Saved data entries
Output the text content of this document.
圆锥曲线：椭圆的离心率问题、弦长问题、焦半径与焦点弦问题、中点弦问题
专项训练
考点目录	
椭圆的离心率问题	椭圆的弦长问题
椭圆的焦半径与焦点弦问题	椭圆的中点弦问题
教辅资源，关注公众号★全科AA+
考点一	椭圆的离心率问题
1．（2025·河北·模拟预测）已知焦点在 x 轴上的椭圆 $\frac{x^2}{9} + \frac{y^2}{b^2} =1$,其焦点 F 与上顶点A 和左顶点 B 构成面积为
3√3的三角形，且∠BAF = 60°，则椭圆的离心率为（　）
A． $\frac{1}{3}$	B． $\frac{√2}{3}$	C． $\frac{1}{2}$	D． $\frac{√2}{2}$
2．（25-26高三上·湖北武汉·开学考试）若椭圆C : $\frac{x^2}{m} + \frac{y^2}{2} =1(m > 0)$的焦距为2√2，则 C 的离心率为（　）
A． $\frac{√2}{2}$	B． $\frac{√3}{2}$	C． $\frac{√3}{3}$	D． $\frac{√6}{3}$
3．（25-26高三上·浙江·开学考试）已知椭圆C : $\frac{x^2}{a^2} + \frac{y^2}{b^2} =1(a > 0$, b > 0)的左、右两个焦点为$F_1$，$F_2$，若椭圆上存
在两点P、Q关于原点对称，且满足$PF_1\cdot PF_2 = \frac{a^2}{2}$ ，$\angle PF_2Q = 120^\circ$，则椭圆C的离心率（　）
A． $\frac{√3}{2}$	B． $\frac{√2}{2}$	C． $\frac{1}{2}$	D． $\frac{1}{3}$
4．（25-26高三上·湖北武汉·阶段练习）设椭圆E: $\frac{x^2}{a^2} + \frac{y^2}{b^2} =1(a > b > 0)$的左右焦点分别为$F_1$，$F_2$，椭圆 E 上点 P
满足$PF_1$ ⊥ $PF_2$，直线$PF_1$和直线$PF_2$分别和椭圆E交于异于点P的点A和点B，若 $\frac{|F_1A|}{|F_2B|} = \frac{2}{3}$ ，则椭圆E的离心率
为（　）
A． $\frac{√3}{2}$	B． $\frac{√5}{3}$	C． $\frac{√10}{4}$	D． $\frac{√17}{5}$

**WHAT TO DO**.
Exact output of every entry is required.

**EXERCISE RESULT**.
Output the text content of this document.
圆锥曲线：椭圆的离心率问题、弦长问题、焦半径与焦点弦问题、中点弦问题
专项训练
考点目录	
椭圆的离心率问题	椭圆的弦长问题
椭圆的焦半径与焦点弦问题	椭圆的中点弦问题
教辅资源，关注公众号★全科AA+
考点一	椭圆的离心率问题
1．（2025·河北·模拟预测）已知焦点在 x 轴上的椭圆 $\frac{x^2}{9} + \frac{y^2}{b^2} =1$,其焦点 F 与上顶点A 和左顶点 B 构成面积为
3√3的三角形，且∠BAF = 60°，则椭圆的离心率为（　）
A． $\frac{1}{3}$	B． $\frac{√2}{3}$	C． $\frac{1}{2}$	D． $\frac{√2}{2}$
2．（25-26高三上·湖北武汉·开学考试）若椭圆C : $\frac{x^2}{m} + \frac{y^2}{2} =1(m > 0)$的焦距为2√2，则 C 的离心率为（　）
A． $\frac{√2}{2}$	B． $\frac{√3}{2}$	C． $\frac{√3}{3}$	D． $\frac{√6}{3}$
3．（25-26高三上·浙江·开学考试）已知椭圆C : $\frac{x^2}{a^2} + \frac{y^2}{b^2} =1(a > 0$, b > 0)的左、右两个焦点为$F_1$，$F_2$，若椭圆上存
在两点P、Q关于原点对称，且满足$PF_1\cdot PF_2 = \frac{a^2}{2}$ ，$\angle PF_2Q = 120^\circ$，则椭圆C的离心率（　）
A． $\frac{√3}{2}$	B． $\frac{√2}{2}$	C． $\frac{1}{2}$	D． $\frac{1}{3}$
4．（25-26高三上·湖北武汉·阶段练习）设椭圆E: $\frac{x^2}{a^2} + \frac{y^2}{b^2} =1(a > b > 0)$的左右焦点分别为$F_1$，$F_2$，椭圆 E 上点 P
满足$PF_1$ ⊥ $PF_2$，直线$PF_1$和直线$PF_2$分别和椭圆E交于异于点P的点A和点B，若 $\frac{|F_1A|}{|F_2B|} = \frac{2}{3}$ ，则椭圆E的离心率
为（　）
A． $\frac{√3}{2}$	B． $\frac{√5}{3}$	C． $\frac{√10}{4}$	D． $\frac{√17}{5}$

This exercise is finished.